# Sweet forcast SW PA!!!



## kandklandscape0 (Sep 9, 2007)

http://www.weather.com/outlook/even...or&lswe=15904&lwsa=Weather36HourSportsCommand

1-3 today 
5-8 tonight
2-4 tommorrow

Guess I gotta cancel my DR appt in Pittsburgh tom.


----------



## Young Pup (Aug 13, 2004)

If you cancel you dr appointment then you won't get the snow. You might want to wait on that till you see 2 inches on the ground. :waving:


----------



## StoneDevil (Dec 13, 2007)

Oh ya when i heard that forcast I allmost died, shame is i dont plow, just use a snowblower to clear a few drives, but the sad part is i have to work tommorrow my reg job back too work for me


----------



## StoneDevil (Dec 13, 2007)

NO Snow here yet.


----------



## deere615 (Jun 1, 2007)

I am seeing 2-4 inches tonight:bluebounc I have off school tommorrow so I how we get a ton!!!!!payup


----------



## StoneDevil (Dec 13, 2007)

so far i got is a lot of wind no snow yet, there calling for some but my vacations over back to my 6am reg job


----------



## Duncan90si (Feb 16, 2007)

I was out salting this morning. payup Now I'm sitting here wondering why it hasn't started snowing again yet like they said it would be doing right now. :angry:


----------



## StoneDevil (Dec 13, 2007)

Good Morning plowsite its 5:15am i just woke up and looked outside my window, and low and behold what do i see but that white stuff. well i dread today as for i return to my Reg job.i get some photos later but it looks like 3". for those plowing in SWPa go make that payuppayup


----------



## kandklandscape0 (Sep 9, 2007)

my house at 2:30 am is 4"
shop 10" at 3 30 am 
plowed shop at 3 30 am and around another 4" at 12 pm
my house is on higher elevations... shop is around 20 min away usually it snows 3x more at my house today was diff

just got done right now plowing. 2:30 am to 530 pm goodnight!


----------



## Young Pup (Aug 13, 2004)

kandklandscape0;475391 said:


> my house at 2:30 am is 4"
> shop 10" at 3 30 am
> plowed shop at 3 30 am and around another 4" at 12 pm
> my house is on higher elevations... shop is around 20 min away usually it snows 3x more at my house today was diff
> ...


Get that well deserved sleep. I was out for about 12 hours today too. Got a nap and I feel like I have a hangover. Shold have just stayed awake. LIght snow right so it will be a salt run tonight.


----------



## StoneDevil (Dec 13, 2007)

You guys are lucky, all i had was 3 inches in my driveway, i didnt fire up the 2450 cause i didnt want to wake my neighbors up at 6am. next time i will cause when i returned from work half the snow in my drive was gone..i really didnt get any real good pics either.i post a few more i took while driving to work


----------



## StoneDevil (Dec 13, 2007)

2 more of me driving to work and one of my stuff


----------



## Duncan90si (Feb 16, 2007)

I got only a 1-1.5 inches. Oh well, it was still enough to have to plow. payup


----------



## StoneDevil (Dec 13, 2007)

well if i was a landscaper or a snowplower i would of been happy, but I'm a construction surveyor so i was back to reg job today


----------



## deere615 (Jun 1, 2007)

Element box annotations:

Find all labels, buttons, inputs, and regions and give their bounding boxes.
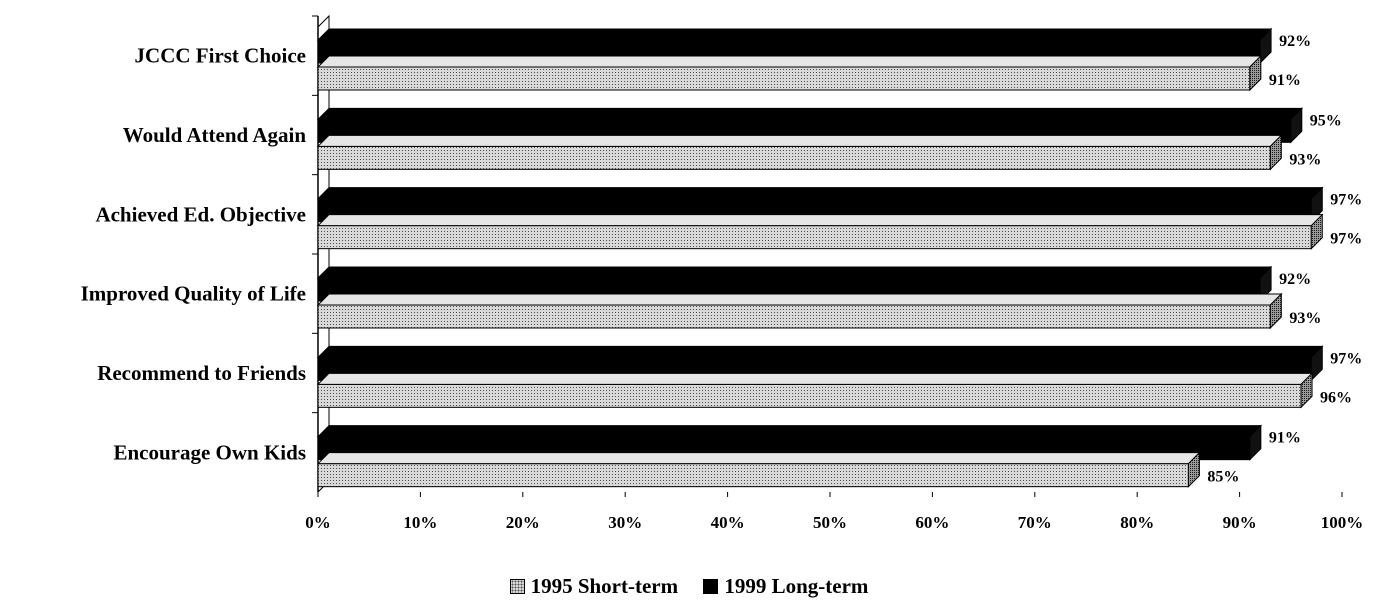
bar-short-term: [317, 463, 1189, 488]
bar-end-face: [1269, 292, 1282, 330]
bar-end-face: [1187, 451, 1200, 488]
bar-top-face: [316, 214, 1324, 227]
bar-end-face: [1310, 186, 1323, 223]
bar-top-face: [316, 187, 1324, 200]
bar-end-face: [1310, 345, 1323, 382]
x-tick-label: 70%: [1018, 513, 1052, 532]
category-label: Achieved Ed. Objective: [95, 202, 306, 226]
x-tick-label: 60%: [915, 513, 949, 532]
bar-end-face: [1249, 424, 1262, 461]
bar-end-face: [1259, 27, 1272, 65]
x-tick-label: 0%: [305, 513, 331, 532]
legend-label-short-term: 1995 Short-term: [530, 574, 679, 598]
data-label-long-term: 95%: [1310, 112, 1342, 129]
bar-short-term: [317, 66, 1251, 91]
bar-end-face: [1249, 54, 1262, 92]
x-tick-label: 90%: [1223, 513, 1257, 532]
solid-swatch-icon: [703, 579, 719, 594]
legend-item-long-term: 1999 Long-term: [703, 574, 868, 599]
data-label-short-term: 93%: [1289, 310, 1321, 327]
data-label-long-term: 92%: [1279, 33, 1311, 50]
bar-end-face: [1259, 265, 1272, 303]
x-tick-label: 10%: [403, 513, 437, 532]
bar-top-face: [316, 266, 1273, 279]
bar-top-face: [316, 134, 1283, 147]
bar-top-face: [316, 55, 1263, 68]
bar-top-face: [316, 452, 1201, 465]
bar-end-face: [1310, 213, 1323, 250]
bar-top-face: [316, 293, 1283, 306]
bar-short-term: [317, 145, 1271, 170]
x-tick-label: 20%: [506, 513, 540, 532]
legend: 1995 Short-term 1999 Long-term: [0, 574, 1378, 599]
bar-short-term: [317, 225, 1312, 250]
bar-top-face: [316, 372, 1314, 385]
data-label-short-term: 96%: [1320, 389, 1352, 406]
bar-end-face: [1290, 107, 1303, 144]
bar-top-face: [316, 107, 1304, 120]
data-label-short-term: 85%: [1207, 469, 1239, 486]
bar-top-face: [316, 425, 1263, 438]
bar-top-face: [316, 345, 1324, 358]
legend-item-short-term: 1995 Short-term: [509, 574, 679, 599]
bar-end-face: [1300, 372, 1313, 409]
bar-short-term: [317, 383, 1302, 408]
data-label-short-term: 93%: [1289, 151, 1321, 168]
data-label-short-term: 97%: [1330, 231, 1362, 248]
x-tick-label: 50%: [813, 513, 847, 532]
data-label-short-term: 91%: [1269, 72, 1301, 89]
data-label-long-term: 97%: [1330, 350, 1362, 367]
dotted-swatch-icon: [509, 579, 525, 594]
legend-label-long-term: 1999 Long-term: [724, 574, 869, 598]
bar-end-face: [1269, 134, 1282, 171]
x-tick-label: 100%: [1321, 513, 1364, 532]
category-label: Recommend to Friends: [97, 361, 306, 385]
category-label: Would Attend Again: [123, 123, 307, 147]
data-label-long-term: 92%: [1279, 271, 1311, 288]
x-tick-label: 40%: [711, 513, 745, 532]
bar-short-term: [317, 304, 1271, 329]
category-label: Improved Quality of Life: [81, 282, 306, 306]
x-tick-label: 80%: [1120, 513, 1154, 532]
category-label: JCCC First Choice: [135, 44, 306, 68]
data-label-long-term: 91%: [1269, 430, 1301, 447]
category-label: Encourage Own Kids: [113, 440, 306, 464]
data-label-long-term: 97%: [1330, 192, 1362, 209]
x-tick-label: 30%: [608, 513, 642, 532]
bar-top-face: [316, 28, 1273, 41]
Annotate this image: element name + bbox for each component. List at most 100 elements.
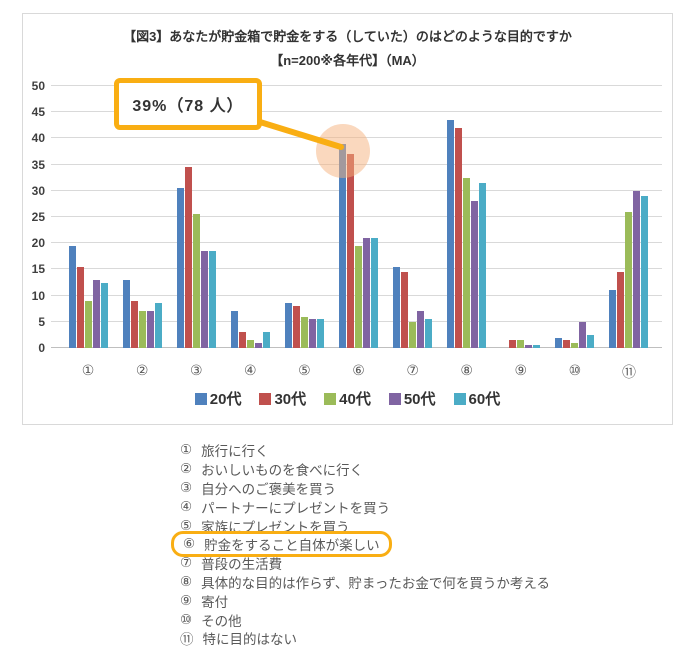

WORK TO DO:
Answer these from the snow forecast thread above.
(a) What range does kandklandscape0's opening post list for tonight?
(b) What does StoneDevil give as their regular job?
(c) How much snow does Duncan90si say they got?

THE ANSWER:
(a) 5-8
(b) Construction surveyor
(c) 1-1.5 inches